** start of Information given **
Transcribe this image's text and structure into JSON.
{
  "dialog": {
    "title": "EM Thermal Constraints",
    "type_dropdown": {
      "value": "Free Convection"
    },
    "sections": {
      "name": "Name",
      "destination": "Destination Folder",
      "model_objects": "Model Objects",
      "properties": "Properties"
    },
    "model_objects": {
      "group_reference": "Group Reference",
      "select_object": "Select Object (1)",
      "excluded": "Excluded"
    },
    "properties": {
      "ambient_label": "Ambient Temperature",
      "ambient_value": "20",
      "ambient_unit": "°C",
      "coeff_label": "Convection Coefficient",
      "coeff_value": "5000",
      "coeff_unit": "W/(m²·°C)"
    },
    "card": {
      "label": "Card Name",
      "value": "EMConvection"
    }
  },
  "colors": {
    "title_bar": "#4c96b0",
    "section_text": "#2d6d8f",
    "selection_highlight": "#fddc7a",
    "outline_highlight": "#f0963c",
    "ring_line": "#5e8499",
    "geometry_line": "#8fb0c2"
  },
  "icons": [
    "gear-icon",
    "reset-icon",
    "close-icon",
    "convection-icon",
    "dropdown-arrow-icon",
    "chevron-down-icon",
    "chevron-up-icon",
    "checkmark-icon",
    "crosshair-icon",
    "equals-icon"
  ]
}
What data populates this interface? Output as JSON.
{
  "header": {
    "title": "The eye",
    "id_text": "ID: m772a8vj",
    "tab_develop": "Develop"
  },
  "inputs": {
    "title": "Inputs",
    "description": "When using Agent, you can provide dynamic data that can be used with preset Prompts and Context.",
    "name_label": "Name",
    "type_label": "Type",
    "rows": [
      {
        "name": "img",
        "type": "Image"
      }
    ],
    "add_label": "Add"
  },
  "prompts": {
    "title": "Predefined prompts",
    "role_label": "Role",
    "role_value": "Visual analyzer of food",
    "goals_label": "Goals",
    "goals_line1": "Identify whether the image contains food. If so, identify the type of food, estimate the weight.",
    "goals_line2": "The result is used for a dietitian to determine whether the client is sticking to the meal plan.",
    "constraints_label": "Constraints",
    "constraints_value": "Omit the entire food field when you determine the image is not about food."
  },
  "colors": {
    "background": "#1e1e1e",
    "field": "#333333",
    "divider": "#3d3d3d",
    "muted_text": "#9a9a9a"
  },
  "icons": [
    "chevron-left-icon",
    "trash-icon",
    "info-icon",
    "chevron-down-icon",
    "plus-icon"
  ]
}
** end of Information given **
§ **Exercise**
The required answer is a single number: the count of lines in the entries that hold the string "JSON".

§ **Final answer**
2